# START OF Provided records
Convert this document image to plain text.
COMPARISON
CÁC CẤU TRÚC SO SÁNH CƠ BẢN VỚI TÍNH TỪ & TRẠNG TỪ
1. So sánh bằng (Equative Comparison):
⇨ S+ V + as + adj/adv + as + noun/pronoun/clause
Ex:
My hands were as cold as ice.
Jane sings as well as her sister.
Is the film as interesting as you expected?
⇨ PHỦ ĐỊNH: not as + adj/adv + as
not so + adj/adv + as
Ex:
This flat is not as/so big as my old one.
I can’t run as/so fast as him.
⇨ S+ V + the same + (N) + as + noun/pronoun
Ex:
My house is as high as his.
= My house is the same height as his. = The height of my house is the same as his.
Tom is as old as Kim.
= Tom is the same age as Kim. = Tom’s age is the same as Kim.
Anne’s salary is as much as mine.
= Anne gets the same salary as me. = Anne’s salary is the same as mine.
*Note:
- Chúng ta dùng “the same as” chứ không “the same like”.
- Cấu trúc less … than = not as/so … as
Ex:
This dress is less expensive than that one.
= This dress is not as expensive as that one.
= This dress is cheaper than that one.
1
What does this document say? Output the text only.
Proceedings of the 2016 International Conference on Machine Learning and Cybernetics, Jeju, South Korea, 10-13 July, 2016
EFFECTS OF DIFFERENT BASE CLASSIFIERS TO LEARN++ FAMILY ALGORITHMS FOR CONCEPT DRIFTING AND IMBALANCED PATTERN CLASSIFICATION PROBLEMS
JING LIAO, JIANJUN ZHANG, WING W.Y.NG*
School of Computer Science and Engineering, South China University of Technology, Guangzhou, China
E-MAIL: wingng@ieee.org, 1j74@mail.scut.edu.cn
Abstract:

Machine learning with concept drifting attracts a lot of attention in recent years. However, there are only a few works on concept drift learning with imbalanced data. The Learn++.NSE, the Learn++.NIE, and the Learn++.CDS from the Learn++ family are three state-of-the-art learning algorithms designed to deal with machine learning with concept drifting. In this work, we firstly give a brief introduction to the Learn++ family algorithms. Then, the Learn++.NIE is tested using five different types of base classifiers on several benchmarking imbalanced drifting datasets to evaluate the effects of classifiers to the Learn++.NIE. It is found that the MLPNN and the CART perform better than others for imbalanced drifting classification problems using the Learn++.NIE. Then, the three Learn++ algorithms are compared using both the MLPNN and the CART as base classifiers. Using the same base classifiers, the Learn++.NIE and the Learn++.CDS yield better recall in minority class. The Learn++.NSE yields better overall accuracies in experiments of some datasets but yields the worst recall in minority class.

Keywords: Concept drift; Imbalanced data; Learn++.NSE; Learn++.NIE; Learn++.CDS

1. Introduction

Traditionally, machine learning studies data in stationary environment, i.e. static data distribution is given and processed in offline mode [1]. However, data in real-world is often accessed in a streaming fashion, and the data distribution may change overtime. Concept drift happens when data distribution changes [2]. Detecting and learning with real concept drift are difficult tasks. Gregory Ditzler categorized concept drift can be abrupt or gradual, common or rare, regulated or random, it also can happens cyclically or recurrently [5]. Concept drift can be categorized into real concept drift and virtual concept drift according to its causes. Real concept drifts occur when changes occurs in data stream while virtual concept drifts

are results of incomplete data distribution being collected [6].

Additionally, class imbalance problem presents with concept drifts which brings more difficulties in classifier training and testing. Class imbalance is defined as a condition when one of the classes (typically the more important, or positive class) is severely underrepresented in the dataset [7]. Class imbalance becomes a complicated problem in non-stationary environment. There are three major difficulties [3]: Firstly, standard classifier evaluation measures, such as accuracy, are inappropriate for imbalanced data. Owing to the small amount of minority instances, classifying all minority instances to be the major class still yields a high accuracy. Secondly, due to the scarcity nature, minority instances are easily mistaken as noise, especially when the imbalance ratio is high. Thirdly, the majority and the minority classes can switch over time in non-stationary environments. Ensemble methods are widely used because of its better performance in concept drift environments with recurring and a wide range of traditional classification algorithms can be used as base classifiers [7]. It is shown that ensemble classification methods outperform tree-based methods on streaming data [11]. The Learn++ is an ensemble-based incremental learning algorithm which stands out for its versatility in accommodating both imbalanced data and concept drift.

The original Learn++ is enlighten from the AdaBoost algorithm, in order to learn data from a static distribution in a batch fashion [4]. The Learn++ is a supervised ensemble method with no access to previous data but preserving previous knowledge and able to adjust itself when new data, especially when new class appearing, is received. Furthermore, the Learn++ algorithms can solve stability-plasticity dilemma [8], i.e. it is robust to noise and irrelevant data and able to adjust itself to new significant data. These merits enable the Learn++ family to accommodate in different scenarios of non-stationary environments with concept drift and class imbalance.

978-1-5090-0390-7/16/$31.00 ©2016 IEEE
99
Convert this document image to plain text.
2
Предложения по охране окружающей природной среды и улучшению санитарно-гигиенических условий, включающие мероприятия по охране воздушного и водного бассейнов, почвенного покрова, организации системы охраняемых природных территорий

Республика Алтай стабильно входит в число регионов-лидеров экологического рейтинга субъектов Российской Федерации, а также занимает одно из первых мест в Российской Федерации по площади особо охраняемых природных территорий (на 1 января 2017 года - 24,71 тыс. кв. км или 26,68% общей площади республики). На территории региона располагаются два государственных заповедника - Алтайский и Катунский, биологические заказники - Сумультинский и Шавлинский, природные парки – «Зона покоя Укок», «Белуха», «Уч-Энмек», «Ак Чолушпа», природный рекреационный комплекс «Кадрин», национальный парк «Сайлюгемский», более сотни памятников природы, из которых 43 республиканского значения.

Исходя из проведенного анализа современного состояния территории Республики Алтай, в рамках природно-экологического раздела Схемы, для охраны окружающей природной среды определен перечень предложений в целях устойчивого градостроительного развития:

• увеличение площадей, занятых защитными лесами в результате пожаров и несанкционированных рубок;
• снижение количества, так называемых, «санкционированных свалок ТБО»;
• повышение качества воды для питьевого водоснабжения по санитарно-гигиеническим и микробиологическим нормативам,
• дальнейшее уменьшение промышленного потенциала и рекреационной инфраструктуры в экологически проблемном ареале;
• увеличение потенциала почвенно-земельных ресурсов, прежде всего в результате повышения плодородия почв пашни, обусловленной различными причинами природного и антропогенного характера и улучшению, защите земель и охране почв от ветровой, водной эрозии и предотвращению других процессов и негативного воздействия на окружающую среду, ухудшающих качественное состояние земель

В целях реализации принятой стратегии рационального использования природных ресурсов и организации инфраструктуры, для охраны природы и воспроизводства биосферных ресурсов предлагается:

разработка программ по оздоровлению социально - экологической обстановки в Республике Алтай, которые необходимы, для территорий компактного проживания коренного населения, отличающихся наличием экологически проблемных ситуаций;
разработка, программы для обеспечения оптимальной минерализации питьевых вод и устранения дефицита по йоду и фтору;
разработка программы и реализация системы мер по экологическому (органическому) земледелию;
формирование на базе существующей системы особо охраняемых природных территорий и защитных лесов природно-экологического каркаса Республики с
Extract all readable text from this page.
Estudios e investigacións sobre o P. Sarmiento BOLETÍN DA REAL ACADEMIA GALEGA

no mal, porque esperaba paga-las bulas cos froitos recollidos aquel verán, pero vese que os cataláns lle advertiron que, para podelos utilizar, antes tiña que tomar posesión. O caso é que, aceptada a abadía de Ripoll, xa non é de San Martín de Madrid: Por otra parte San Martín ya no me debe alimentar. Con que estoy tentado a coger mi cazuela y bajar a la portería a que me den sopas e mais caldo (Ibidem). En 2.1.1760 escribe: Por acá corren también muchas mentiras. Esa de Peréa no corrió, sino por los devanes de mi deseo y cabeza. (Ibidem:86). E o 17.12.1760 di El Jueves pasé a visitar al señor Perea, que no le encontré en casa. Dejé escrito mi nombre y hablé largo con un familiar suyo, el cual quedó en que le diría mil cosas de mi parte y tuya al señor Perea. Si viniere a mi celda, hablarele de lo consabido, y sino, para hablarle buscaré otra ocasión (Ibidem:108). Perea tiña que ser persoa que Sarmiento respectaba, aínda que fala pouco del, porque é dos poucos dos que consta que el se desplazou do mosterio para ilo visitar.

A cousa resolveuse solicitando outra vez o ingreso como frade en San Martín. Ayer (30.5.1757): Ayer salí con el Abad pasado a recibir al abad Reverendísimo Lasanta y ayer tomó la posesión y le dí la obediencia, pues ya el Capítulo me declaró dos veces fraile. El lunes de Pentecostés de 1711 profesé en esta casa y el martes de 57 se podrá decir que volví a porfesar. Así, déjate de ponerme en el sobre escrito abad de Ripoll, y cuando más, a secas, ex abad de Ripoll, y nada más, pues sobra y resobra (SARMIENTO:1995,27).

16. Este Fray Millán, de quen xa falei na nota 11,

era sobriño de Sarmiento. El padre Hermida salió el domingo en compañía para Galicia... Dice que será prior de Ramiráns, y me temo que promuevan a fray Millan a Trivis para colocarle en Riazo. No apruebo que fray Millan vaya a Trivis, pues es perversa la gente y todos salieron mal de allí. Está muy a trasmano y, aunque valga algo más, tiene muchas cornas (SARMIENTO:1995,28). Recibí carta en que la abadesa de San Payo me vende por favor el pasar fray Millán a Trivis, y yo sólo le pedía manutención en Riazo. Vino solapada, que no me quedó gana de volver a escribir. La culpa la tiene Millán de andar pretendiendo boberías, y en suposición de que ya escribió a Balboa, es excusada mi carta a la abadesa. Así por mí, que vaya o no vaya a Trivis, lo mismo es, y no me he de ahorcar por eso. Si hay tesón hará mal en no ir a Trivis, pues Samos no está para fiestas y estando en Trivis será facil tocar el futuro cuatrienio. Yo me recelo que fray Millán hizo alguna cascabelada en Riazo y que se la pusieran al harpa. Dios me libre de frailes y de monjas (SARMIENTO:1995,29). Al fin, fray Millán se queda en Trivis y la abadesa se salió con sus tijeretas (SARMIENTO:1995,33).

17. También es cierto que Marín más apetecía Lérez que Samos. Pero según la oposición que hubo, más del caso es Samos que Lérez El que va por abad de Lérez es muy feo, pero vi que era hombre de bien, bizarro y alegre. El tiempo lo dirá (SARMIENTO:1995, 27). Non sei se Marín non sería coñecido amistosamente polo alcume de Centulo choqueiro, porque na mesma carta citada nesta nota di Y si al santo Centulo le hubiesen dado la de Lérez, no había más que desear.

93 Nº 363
# END OF Provided records
**Exercise details**
Select and copy every line of the listing with the word "nota".

**Answer to the problem**
16. Este Fray Millán, de quen xa falei na nota 11,
17. También es cierto que Marín más apetecía Lérez que Samos. Pero según la oposición que hubo, más del caso es Samos que Lérez El que va por abad de Lérez es muy feo, pero vi que era hombre de bien, bizarro y alegre. El tiempo lo dirá (SARMIENTO:1995, 27). Non sei se Marín non sería coñecido amistosamente polo alcume de Centulo choqueiro, porque na mesma carta citada nesta nota di Y si al santo Centulo le hubiesen dado la de Lérez, no había más que desear.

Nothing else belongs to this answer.